Data excerpts =>
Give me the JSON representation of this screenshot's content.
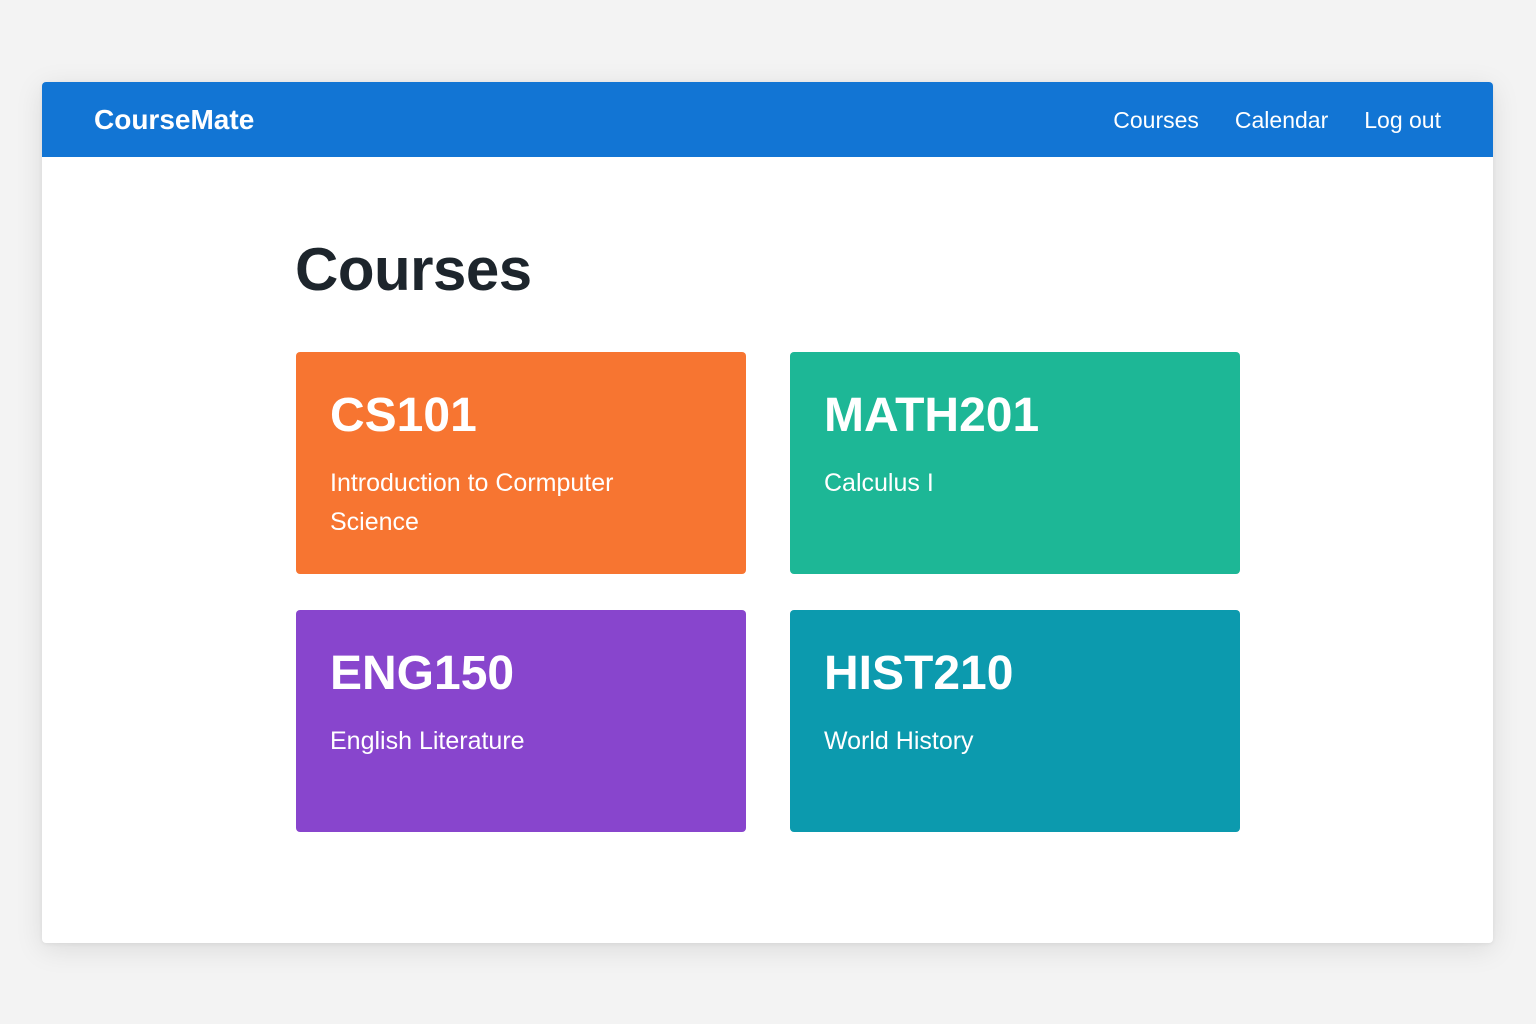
{
  "header": {
    "brand": "CourseMate",
    "nav": [
      {
        "label": "Courses"
      },
      {
        "label": "Calendar"
      },
      {
        "label": "Log out"
      }
    ],
    "background_color": "#1275d4"
  },
  "main": {
    "title": "Courses",
    "courses": [
      {
        "code": "CS101",
        "name": "Introduction to Cormputer Science",
        "color": "#f77531"
      },
      {
        "code": "MATH201",
        "name": "Calculus I",
        "color": "#1db796"
      },
      {
        "code": "ENG150",
        "name": "English Literature",
        "color": "#8845cd"
      },
      {
        "code": "HIST210",
        "name": "World History",
        "color": "#0c9aae"
      }
    ]
  }
}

REQUIRED TASK => Reproduce the listing exactly. Leave its pictures out.

RESPONSE TO THE EXERCISE =>
Give me the JSON representation of this screenshot's content.
{
  "header": {
    "brand": "CourseMate",
    "nav": [
      {
        "label": "Courses"
      },
      {
        "label": "Calendar"
      },
      {
        "label": "Log out"
      }
    ],
    "background_color": "#1275d4"
  },
  "main": {
    "title": "Courses",
    "courses": [
      {
        "code": "CS101",
        "name": "Introduction to Cormputer Science",
        "color": "#f77531"
      },
      {
        "code": "MATH201",
        "name": "Calculus I",
        "color": "#1db796"
      },
      {
        "code": "ENG150",
        "name": "English Literature",
        "color": "#8845cd"
      },
      {
        "code": "HIST210",
        "name": "World History",
        "color": "#0c9aae"
      }
    ]
  }
}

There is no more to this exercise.